## Directions for this task
Copy out every record below with complete accuracy.

::: Record set :::

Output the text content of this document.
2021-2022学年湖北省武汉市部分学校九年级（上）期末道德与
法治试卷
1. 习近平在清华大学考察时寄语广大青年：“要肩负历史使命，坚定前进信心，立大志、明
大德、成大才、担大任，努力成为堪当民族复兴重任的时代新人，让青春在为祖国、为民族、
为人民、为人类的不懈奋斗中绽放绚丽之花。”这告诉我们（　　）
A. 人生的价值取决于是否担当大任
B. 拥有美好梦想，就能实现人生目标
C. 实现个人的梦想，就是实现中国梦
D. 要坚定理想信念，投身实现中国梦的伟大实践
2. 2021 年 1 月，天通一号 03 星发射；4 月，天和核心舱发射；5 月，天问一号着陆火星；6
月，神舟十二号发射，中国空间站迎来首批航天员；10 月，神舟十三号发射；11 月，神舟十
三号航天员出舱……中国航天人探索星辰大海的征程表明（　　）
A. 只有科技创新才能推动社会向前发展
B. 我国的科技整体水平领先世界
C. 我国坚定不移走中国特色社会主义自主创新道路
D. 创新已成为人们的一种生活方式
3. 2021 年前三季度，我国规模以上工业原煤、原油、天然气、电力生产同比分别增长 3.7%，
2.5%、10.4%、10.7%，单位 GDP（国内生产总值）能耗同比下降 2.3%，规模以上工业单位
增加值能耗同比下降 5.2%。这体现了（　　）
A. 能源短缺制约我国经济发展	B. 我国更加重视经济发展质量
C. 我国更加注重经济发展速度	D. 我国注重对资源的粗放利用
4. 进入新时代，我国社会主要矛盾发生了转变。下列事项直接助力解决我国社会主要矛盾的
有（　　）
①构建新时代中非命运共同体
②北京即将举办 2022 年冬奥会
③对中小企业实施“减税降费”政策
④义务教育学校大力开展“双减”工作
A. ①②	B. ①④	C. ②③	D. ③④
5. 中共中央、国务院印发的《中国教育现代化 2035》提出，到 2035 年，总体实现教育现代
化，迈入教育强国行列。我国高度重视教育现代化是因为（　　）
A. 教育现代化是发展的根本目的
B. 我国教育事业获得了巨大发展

:::

## Output of the task
Output the text content of this document.
2021-2022学年湖北省武汉市部分学校九年级（上）期末道德与
法治试卷
1. 习近平在清华大学考察时寄语广大青年：“要肩负历史使命，坚定前进信心，立大志、明
大德、成大才、担大任，努力成为堪当民族复兴重任的时代新人，让青春在为祖国、为民族、
为人民、为人类的不懈奋斗中绽放绚丽之花。”这告诉我们（　　）
A. 人生的价值取决于是否担当大任
B. 拥有美好梦想，就能实现人生目标
C. 实现个人的梦想，就是实现中国梦
D. 要坚定理想信念，投身实现中国梦的伟大实践
2. 2021 年 1 月，天通一号 03 星发射；4 月，天和核心舱发射；5 月，天问一号着陆火星；6
月，神舟十二号发射，中国空间站迎来首批航天员；10 月，神舟十三号发射；11 月，神舟十
三号航天员出舱……中国航天人探索星辰大海的征程表明（　　）
A. 只有科技创新才能推动社会向前发展
B. 我国的科技整体水平领先世界
C. 我国坚定不移走中国特色社会主义自主创新道路
D. 创新已成为人们的一种生活方式
3. 2021 年前三季度，我国规模以上工业原煤、原油、天然气、电力生产同比分别增长 3.7%，
2.5%、10.4%、10.7%，单位 GDP（国内生产总值）能耗同比下降 2.3%，规模以上工业单位
增加值能耗同比下降 5.2%。这体现了（　　）
A. 能源短缺制约我国经济发展	B. 我国更加重视经济发展质量
C. 我国更加注重经济发展速度	D. 我国注重对资源的粗放利用
4. 进入新时代，我国社会主要矛盾发生了转变。下列事项直接助力解决我国社会主要矛盾的
有（　　）
①构建新时代中非命运共同体
②北京即将举办 2022 年冬奥会
③对中小企业实施“减税降费”政策
④义务教育学校大力开展“双减”工作
A. ①②	B. ①④	C. ②③	D. ③④
5. 中共中央、国务院印发的《中国教育现代化 2035》提出，到 2035 年，总体实现教育现代
化，迈入教育强国行列。我国高度重视教育现代化是因为（　　）
A. 教育现代化是发展的根本目的
B. 我国教育事业获得了巨大发展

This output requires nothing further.